====== PROVIDED RECORDS

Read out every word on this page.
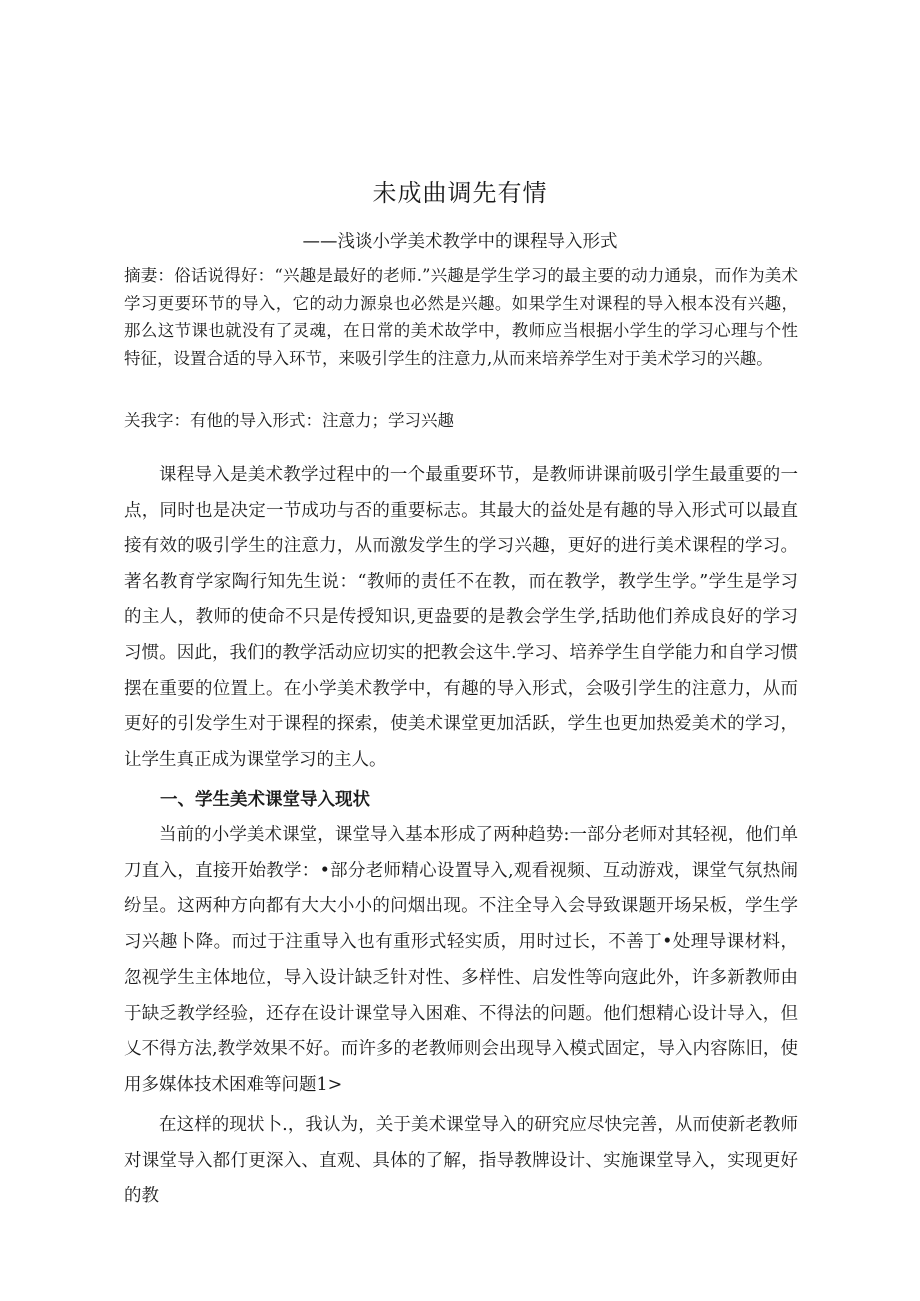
未成曲调先有情
——浅谈小学美术教学中的课程导入形式

摘妻：俗话说得好：“兴趣是最好的老师.”兴趣是学生学习的最主要的动力通泉，而作为美术学习更要环节的导入，它的动力源泉也必然是兴趣。如果学生对课程的导入根本没有兴趣，那么这节课也就没有了灵魂，在日常的美术故学中，教师应当根据小学生的学习心理与个性特征，设置合适的导入环节，来吸引学生的注意力,从而来培养学生对于美术学习的兴趣。

关我字：有他的导入形式：注意力；学习兴趣

课程导入是美术教学过程中的一个最重要环节，是教师讲课前吸引学生最重要的一点，同时也是决定一节成功与否的重要标志。其最大的益处是有趣的导入形式可以最直接有效的吸引学生的注意力，从而激发学生的学习兴趣，更好的进行美术课程的学习。著名教育学家陶行知先生说：“教师的责任不在教，而在教学，教学生学。”学生是学习的主人，教师的使命不只是传授知识,更盎要的是教会学生学,括助他们养成良好的学习习惯。因此，我们的教学活动应切实的把教会这牛.学习、培养学生自学能力和自学习惯摆在重要的位置上。在小学美术教学中，有趣的导入形式，会吸引学生的注意力，从而更好的引发学生对于课程的探索，使美术课堂更加活跃，学生也更加热爱美术的学习，让学生真正成为课堂学习的主人。

一、学生美术课堂导入现状

当前的小学美术课堂，课堂导入基本形成了两种趋势:一部分老师对其轻视，他们单刀直入，直接开始教学：•部分老师精心设置导入,观看视频、互动游戏，课堂气氛热闹纷呈。这两种方向都有大大小小的问烟出现。不注全导入会导致课题开场呆板，学生学习兴趣卜降。而过于注重导入也有重形式轻实质，用时过长，不善丁•处理导课材料，忽视学生主体地位，导入设计缺乏针对性、多样性、启发性等向寇此外，许多新教师由于缺乏教学经验，还存在设计课堂导入困难、不得法的问题。他们想精心设计导入，但乂不得方法,教学效果不好。而许多的老教师则会出现导入模式固定，导入内容陈旧，使用多媒体技术困难等问题1>

在这样的现状卜.，我认为，关于美术课堂导入的研究应尽快完善，从而使新老教师对课堂导入都仃更深入、直观、具体的了解，指导教牌设计、实施课堂导入，实现更好的教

============

SET PROBLEM
Leave out the pictures and give the listing above again exactly.

ANSWER BELOW
Read out every word on this page.
未成曲调先有情
——浅谈小学美术教学中的课程导入形式

摘妻：俗话说得好：“兴趣是最好的老师.”兴趣是学生学习的最主要的动力通泉，而作为美术学习更要环节的导入，它的动力源泉也必然是兴趣。如果学生对课程的导入根本没有兴趣，那么这节课也就没有了灵魂，在日常的美术故学中，教师应当根据小学生的学习心理与个性特征，设置合适的导入环节，来吸引学生的注意力,从而来培养学生对于美术学习的兴趣。

关我字：有他的导入形式：注意力；学习兴趣

课程导入是美术教学过程中的一个最重要环节，是教师讲课前吸引学生最重要的一点，同时也是决定一节成功与否的重要标志。其最大的益处是有趣的导入形式可以最直接有效的吸引学生的注意力，从而激发学生的学习兴趣，更好的进行美术课程的学习。著名教育学家陶行知先生说：“教师的责任不在教，而在教学，教学生学。”学生是学习的主人，教师的使命不只是传授知识,更盎要的是教会学生学,括助他们养成良好的学习习惯。因此，我们的教学活动应切实的把教会这牛.学习、培养学生自学能力和自学习惯摆在重要的位置上。在小学美术教学中，有趣的导入形式，会吸引学生的注意力，从而更好的引发学生对于课程的探索，使美术课堂更加活跃，学生也更加热爱美术的学习，让学生真正成为课堂学习的主人。

一、学生美术课堂导入现状

当前的小学美术课堂，课堂导入基本形成了两种趋势:一部分老师对其轻视，他们单刀直入，直接开始教学：•部分老师精心设置导入,观看视频、互动游戏，课堂气氛热闹纷呈。这两种方向都有大大小小的问烟出现。不注全导入会导致课题开场呆板，学生学习兴趣卜降。而过于注重导入也有重形式轻实质，用时过长，不善丁•处理导课材料，忽视学生主体地位，导入设计缺乏针对性、多样性、启发性等向寇此外，许多新教师由于缺乏教学经验，还存在设计课堂导入困难、不得法的问题。他们想精心设计导入，但乂不得方法,教学效果不好。而许多的老教师则会出现导入模式固定，导入内容陈旧，使用多媒体技术困难等问题1>

在这样的现状卜.，我认为，关于美术课堂导入的研究应尽快完善，从而使新老教师对课堂导入都仃更深入、直观、具体的了解，指导教牌设计、实施课堂导入，实现更好的教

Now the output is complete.